--- Requirement ---
Put each line of the material below into a JSON list of strings, one string per line, and leave out any blank lines.

--- Records for this task ---
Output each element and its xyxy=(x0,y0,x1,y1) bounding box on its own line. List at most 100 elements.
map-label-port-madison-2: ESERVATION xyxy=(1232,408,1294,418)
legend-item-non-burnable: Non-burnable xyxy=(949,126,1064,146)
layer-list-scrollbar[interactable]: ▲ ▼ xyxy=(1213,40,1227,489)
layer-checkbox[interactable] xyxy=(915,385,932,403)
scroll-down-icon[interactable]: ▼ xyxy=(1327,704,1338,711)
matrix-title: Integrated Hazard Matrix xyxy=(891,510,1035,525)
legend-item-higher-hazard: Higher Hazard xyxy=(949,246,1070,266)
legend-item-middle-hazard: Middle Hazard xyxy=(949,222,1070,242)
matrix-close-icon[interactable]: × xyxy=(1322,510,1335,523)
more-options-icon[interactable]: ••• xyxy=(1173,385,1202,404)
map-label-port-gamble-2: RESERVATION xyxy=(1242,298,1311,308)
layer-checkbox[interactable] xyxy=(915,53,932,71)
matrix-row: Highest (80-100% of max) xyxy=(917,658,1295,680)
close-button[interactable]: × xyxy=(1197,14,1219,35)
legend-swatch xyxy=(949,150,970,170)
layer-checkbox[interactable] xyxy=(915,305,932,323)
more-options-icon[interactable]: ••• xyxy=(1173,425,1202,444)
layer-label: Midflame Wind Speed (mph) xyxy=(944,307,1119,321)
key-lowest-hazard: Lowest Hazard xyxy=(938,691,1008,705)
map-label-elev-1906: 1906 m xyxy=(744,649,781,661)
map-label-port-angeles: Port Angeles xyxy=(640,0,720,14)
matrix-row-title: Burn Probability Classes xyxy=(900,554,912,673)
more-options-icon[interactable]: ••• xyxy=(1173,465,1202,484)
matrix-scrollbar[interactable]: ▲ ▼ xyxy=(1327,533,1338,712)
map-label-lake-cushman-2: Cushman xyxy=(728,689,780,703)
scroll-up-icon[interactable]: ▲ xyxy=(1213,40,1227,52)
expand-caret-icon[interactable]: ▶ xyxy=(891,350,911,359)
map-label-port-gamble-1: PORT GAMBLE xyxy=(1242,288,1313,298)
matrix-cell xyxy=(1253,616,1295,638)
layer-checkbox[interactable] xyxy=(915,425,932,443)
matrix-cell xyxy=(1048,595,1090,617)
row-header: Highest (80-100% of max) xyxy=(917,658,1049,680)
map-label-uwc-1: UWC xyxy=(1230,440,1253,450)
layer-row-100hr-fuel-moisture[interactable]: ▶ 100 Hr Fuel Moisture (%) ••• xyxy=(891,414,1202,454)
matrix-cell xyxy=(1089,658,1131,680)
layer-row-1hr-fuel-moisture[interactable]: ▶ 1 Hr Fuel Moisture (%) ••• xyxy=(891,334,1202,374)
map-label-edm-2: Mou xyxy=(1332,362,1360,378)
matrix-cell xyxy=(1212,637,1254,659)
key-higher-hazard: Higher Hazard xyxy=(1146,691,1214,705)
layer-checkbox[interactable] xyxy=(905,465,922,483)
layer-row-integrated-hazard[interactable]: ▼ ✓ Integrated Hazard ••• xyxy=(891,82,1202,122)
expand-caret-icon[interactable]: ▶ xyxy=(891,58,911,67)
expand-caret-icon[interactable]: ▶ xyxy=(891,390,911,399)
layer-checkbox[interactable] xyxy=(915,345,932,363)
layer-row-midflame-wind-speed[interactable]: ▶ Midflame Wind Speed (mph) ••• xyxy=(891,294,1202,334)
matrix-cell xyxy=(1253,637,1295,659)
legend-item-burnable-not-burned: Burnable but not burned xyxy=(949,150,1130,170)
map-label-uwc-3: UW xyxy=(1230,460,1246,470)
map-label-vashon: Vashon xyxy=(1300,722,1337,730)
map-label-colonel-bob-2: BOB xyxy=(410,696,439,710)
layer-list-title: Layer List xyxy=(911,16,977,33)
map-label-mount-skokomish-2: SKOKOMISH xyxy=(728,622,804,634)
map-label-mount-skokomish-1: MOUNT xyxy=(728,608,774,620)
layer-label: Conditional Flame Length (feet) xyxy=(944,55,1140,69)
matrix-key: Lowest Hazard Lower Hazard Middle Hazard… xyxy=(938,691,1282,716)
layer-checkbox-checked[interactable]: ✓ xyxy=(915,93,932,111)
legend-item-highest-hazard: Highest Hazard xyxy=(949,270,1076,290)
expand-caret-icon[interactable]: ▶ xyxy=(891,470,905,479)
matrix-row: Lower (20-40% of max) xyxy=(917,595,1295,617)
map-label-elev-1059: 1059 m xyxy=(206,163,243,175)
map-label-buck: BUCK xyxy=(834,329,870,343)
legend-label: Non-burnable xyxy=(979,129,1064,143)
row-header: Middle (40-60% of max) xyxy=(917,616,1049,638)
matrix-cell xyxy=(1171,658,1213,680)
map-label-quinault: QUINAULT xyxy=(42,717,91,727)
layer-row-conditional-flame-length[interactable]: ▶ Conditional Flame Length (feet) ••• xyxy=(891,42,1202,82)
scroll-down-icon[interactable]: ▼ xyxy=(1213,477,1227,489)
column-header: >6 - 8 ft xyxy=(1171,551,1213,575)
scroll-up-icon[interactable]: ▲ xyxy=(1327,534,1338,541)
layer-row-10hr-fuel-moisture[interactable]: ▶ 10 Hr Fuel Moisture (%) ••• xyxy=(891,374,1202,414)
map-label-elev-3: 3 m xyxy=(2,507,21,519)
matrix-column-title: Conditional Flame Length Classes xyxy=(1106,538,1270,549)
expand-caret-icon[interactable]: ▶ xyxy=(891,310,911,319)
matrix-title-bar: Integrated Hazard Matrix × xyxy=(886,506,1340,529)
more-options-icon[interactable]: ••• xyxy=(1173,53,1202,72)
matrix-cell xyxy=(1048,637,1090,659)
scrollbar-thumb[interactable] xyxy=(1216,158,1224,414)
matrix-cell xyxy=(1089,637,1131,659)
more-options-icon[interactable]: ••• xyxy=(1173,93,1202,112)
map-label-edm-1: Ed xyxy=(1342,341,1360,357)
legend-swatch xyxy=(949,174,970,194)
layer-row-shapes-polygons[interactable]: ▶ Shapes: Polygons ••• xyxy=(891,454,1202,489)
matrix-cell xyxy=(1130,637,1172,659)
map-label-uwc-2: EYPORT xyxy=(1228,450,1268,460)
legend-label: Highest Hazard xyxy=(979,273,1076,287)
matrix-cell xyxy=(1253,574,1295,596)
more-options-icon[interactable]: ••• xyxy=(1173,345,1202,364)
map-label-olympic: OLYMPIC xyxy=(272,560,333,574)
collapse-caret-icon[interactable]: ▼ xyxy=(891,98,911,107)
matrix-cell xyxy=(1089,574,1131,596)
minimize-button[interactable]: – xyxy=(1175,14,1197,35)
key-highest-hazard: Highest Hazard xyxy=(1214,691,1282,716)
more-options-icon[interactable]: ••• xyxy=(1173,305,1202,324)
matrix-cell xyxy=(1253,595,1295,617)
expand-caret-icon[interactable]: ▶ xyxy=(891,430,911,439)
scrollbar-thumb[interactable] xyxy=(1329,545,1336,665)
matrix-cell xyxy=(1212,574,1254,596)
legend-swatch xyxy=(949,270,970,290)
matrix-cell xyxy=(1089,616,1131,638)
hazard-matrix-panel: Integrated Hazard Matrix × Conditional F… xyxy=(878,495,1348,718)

--- Answer to this exercise ---
[
  "Output each element and its xyxy=(x0,y0,x1,y1) bounding box on its own line. List at most 100 elements.",
  "map-label-port-madison-2: ESERVATION xyxy=(1232,408,1294,418)",
  "legend-item-non-burnable: Non-burnable xyxy=(949,126,1064,146)",
  "layer-list-scrollbar[interactable]: ▲ ▼ xyxy=(1213,40,1227,489)",
  "layer-checkbox[interactable] xyxy=(915,385,932,403)",
  "scroll-down-icon[interactable]: ▼ xyxy=(1327,704,1338,711)",
  "matrix-title: Integrated Hazard Matrix xyxy=(891,510,1035,525)",
  "legend-item-higher-hazard: Higher Hazard xyxy=(949,246,1070,266)",
  "legend-item-middle-hazard: Middle Hazard xyxy=(949,222,1070,242)",
  "matrix-close-icon[interactable]: × xyxy=(1322,510,1335,523)",
  "more-options-icon[interactable]: ••• xyxy=(1173,385,1202,404)",
  "map-label-port-gamble-2: RESERVATION xyxy=(1242,298,1311,308)",
  "layer-checkbox[interactable] xyxy=(915,53,932,71)",
  "matrix-row: Highest (80-100% of max) xyxy=(917,658,1295,680)",
  "close-button[interactable]: × xyxy=(1197,14,1219,35)",
  "legend-swatch xyxy=(949,150,970,170)",
  "layer-checkbox[interactable] xyxy=(915,305,932,323)",
  "more-options-icon[interactable]: ••• xyxy=(1173,425,1202,444)",
  "layer-label: Midflame Wind Speed (mph) xyxy=(944,307,1119,321)",
  "key-lowest-hazard: Lowest Hazard xyxy=(938,691,1008,705)",
  "map-label-elev-1906: 1906 m xyxy=(744,649,781,661)",
  "map-label-port-angeles: Port Angeles xyxy=(640,0,720,14)",
  "matrix-row-title: Burn Probability Classes xyxy=(900,554,912,673)",
  "more-options-icon[interactable]: ••• xyxy=(1173,465,1202,484)",
  "matrix-scrollbar[interactable]: ▲ ▼ xyxy=(1327,533,1338,712)",
  "map-label-lake-cushman-2: Cushman xyxy=(728,689,780,703)",
  "scroll-up-icon[interactable]: ▲ xyxy=(1213,40,1227,52)",
  "expand-caret-icon[interactable]: ▶ xyxy=(891,350,911,359)",
  "map-label-port-gamble-1: PORT GAMBLE xyxy=(1242,288,1313,298)",
  "matrix-cell xyxy=(1253,616,1295,638)",
  "layer-checkbox[interactable] xyxy=(915,425,932,443)",
  "matrix-cell xyxy=(1048,595,1090,617)",
  "row-header: Highest (80-100% of max) xyxy=(917,658,1049,680)",
  "map-label-uwc-1: UWC xyxy=(1230,440,1253,450)",
  "layer-row-100hr-fuel-moisture[interactable]: ▶ 100 Hr Fuel Moisture (%) ••• xyxy=(891,414,1202,454)",
  "matrix-cell xyxy=(1089,658,1131,680)",
  "layer-row-1hr-fuel-moisture[interactable]: ▶ 1 Hr Fuel Moisture (%) ••• xyxy=(891,334,1202,374)",
  "map-label-edm-2: Mou xyxy=(1332,362,1360,378)",
  "matrix-cell xyxy=(1212,637,1254,659)",
  "key-higher-hazard: Higher Hazard xyxy=(1146,691,1214,705)",
  "layer-checkbox[interactable] xyxy=(905,465,922,483)",
  "layer-row-integrated-hazard[interactable]: ▼ ✓ Integrated Hazard ••• xyxy=(891,82,1202,122)",
  "expand-caret-icon[interactable]: ▶ xyxy=(891,58,911,67)",
  "expand-caret-icon[interactable]: ▶ xyxy=(891,390,911,399)",
  "layer-checkbox[interactable] xyxy=(915,345,932,363)",
  "layer-row-midflame-wind-speed[interactable]: ▶ Midflame Wind Speed (mph) ••• xyxy=(891,294,1202,334)",
  "matrix-cell xyxy=(1253,637,1295,659)",
  "legend-item-burnable-not-burned: Burnable but not burned xyxy=(949,150,1130,170)",
  "map-label-uwc-3: UW xyxy=(1230,460,1246,470)",
  "map-label-vashon: Vashon xyxy=(1300,722,1337,730)",
  "map-label-colonel-bob-2: BOB xyxy=(410,696,439,710)",
  "layer-list-title: Layer List xyxy=(911,16,977,33)",
  "map-label-mount-skokomish-2: SKOKOMISH xyxy=(728,622,804,634)",
  "map-label-mount-skokomish-1: MOUNT xyxy=(728,608,774,620)",
  "layer-label: Conditional Flame Length (feet) xyxy=(944,55,1140,69)",
  "matrix-key: Lowest Hazard Lower Hazard Middle Hazard… xyxy=(938,691,1282,716)",
  "layer-checkbox-checked[interactable]: ✓ xyxy=(915,93,932,111)",
  "legend-item-highest-hazard: Highest Hazard xyxy=(949,270,1076,290)",
  "expand-caret-icon[interactable]: ▶ xyxy=(891,470,905,479)",
  "matrix-row: Lower (20-40% of max) xyxy=(917,595,1295,617)",
  "map-label-elev-1059: 1059 m xyxy=(206,163,243,175)",
  "map-label-buck: BUCK xyxy=(834,329,870,343)",
  "legend-label: Non-burnable xyxy=(979,129,1064,143)",
  "row-header: Middle (40-60% of max) xyxy=(917,616,1049,638)",
  "matrix-cell xyxy=(1171,658,1213,680)",
  "map-label-quinault: QUINAULT xyxy=(42,717,91,727)",
  "layer-row-conditional-flame-length[interactable]: ▶ Conditional Flame Length (feet) ••• xyxy=(891,42,1202,82)",
  "scroll-down-icon[interactable]: ▼ xyxy=(1213,477,1227,489)",
  "column-header: >6 - 8 ft xyxy=(1171,551,1213,575)",
  "scroll-up-icon[interactable]: ▲ xyxy=(1327,534,1338,541)",
  "layer-row-10hr-fuel-moisture[interactable]: ▶ 10 Hr Fuel Moisture (%) ••• xyxy=(891,374,1202,414)",
  "map-label-elev-3: 3 m xyxy=(2,507,21,519)",
  "matrix-column-title: Conditional Flame Length Classes xyxy=(1106,538,1270,549)",
  "expand-caret-icon[interactable]: ▶ xyxy=(891,310,911,319)",
  "matrix-title-bar: Integrated Hazard Matrix × xyxy=(886,506,1340,529)",
  "more-options-icon[interactable]: ••• xyxy=(1173,53,1202,72)",
  "matrix-cell xyxy=(1048,637,1090,659)",
  "scrollbar-thumb[interactable] xyxy=(1216,158,1224,414)",
  "matrix-cell xyxy=(1089,637,1131,659)",
  "more-options-icon[interactable]: ••• xyxy=(1173,93,1202,112)",
  "map-label-edm-1: Ed xyxy=(1342,341,1360,357)",
  "legend-swatch xyxy=(949,174,970,194)",
  "layer-row-shapes-polygons[interactable]: ▶ Shapes: Polygons ••• xyxy=(891,454,1202,489)",
  "matrix-cell xyxy=(1130,637,1172,659)",
  "map-label-uwc-2: EYPORT xyxy=(1228,450,1268,460)",
  "legend-label: Highest Hazard xyxy=(979,273,1076,287)",
  "matrix-cell xyxy=(1253,574,1295,596)",
  "more-options-icon[interactable]: ••• xyxy=(1173,345,1202,364)",
  "map-label-olympic: OLYMPIC xyxy=(272,560,333,574)",
  "collapse-caret-icon[interactable]: ▼ xyxy=(891,98,911,107)",
  "matrix-cell xyxy=(1089,574,1131,596)",
  "minimize-button[interactable]: – xyxy=(1175,14,1197,35)",
  "key-highest-hazard: Highest Hazard xyxy=(1214,691,1282,716)",
  "more-options-icon[interactable]: ••• xyxy=(1173,305,1202,324)",
  "matrix-cell xyxy=(1253,595,1295,617)",
  "expand-caret-icon[interactable]: ▶ xyxy=(891,430,911,439)",
  "scrollbar-thumb[interactable] xyxy=(1329,545,1336,665)",
  "matrix-cell xyxy=(1212,574,1254,596)",
  "legend-swatch xyxy=(949,270,970,290)",
  "matrix-cell xyxy=(1089,616,1131,638)",
  "hazard-matrix-panel: Integrated Hazard Matrix × Conditional F… xyxy=(878,495,1348,718)"
]